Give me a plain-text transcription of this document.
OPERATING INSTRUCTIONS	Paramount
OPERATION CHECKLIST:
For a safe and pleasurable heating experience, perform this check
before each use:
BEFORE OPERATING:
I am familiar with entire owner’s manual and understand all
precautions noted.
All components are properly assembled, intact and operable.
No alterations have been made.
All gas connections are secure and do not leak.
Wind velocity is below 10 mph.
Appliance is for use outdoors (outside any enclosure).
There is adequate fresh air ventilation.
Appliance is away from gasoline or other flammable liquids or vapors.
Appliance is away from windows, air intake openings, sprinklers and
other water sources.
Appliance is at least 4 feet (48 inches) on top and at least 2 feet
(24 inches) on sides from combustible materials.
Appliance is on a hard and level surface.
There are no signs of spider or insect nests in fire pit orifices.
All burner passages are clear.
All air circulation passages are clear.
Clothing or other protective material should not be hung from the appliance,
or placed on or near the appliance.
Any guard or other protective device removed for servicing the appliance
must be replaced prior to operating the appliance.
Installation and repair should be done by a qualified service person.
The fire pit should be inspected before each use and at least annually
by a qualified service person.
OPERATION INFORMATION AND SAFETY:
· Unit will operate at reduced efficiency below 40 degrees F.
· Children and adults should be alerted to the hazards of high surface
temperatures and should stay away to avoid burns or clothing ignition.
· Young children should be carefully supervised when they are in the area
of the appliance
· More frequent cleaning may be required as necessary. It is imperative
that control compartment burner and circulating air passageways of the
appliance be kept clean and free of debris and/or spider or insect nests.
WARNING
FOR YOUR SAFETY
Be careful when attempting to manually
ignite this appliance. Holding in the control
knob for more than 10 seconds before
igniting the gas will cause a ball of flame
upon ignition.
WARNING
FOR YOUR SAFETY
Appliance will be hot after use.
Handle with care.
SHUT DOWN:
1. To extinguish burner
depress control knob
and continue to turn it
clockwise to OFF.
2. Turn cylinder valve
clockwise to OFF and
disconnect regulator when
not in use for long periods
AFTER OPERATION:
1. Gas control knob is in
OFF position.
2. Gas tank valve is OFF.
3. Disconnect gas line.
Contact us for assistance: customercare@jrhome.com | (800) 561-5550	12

------------------------------------

Retype the whole listing above exactly.

Give me a plain-text transcription of this document.
OPERATING INSTRUCTIONS	Paramount
OPERATION CHECKLIST:
For a safe and pleasurable heating experience, perform this check
before each use:
BEFORE OPERATING:
I am familiar with entire owner’s manual and understand all
precautions noted.
All components are properly assembled, intact and operable.
No alterations have been made.
All gas connections are secure and do not leak.
Wind velocity is below 10 mph.
Appliance is for use outdoors (outside any enclosure).
There is adequate fresh air ventilation.
Appliance is away from gasoline or other flammable liquids or vapors.
Appliance is away from windows, air intake openings, sprinklers and
other water sources.
Appliance is at least 4 feet (48 inches) on top and at least 2 feet
(24 inches) on sides from combustible materials.
Appliance is on a hard and level surface.
There are no signs of spider or insect nests in fire pit orifices.
All burner passages are clear.
All air circulation passages are clear.
Clothing or other protective material should not be hung from the appliance,
or placed on or near the appliance.
Any guard or other protective device removed for servicing the appliance
must be replaced prior to operating the appliance.
Installation and repair should be done by a qualified service person.
The fire pit should be inspected before each use and at least annually
by a qualified service person.
OPERATION INFORMATION AND SAFETY:
· Unit will operate at reduced efficiency below 40 degrees F.
· Children and adults should be alerted to the hazards of high surface
temperatures and should stay away to avoid burns or clothing ignition.
· Young children should be carefully supervised when they are in the area
of the appliance
· More frequent cleaning may be required as necessary. It is imperative
that control compartment burner and circulating air passageways of the
appliance be kept clean and free of debris and/or spider or insect nests.
WARNING
FOR YOUR SAFETY
Be careful when attempting to manually
ignite this appliance. Holding in the control
knob for more than 10 seconds before
igniting the gas will cause a ball of flame
upon ignition.
WARNING
FOR YOUR SAFETY
Appliance will be hot after use.
Handle with care.
SHUT DOWN:
1. To extinguish burner
depress control knob
and continue to turn it
clockwise to OFF.
2. Turn cylinder valve
clockwise to OFF and
disconnect regulator when
not in use for long periods
AFTER OPERATION:
1. Gas control knob is in
OFF position.
2. Gas tank valve is OFF.
3. Disconnect gas line.
Contact us for assistance: customercare@jrhome.com | (800) 561-5550	12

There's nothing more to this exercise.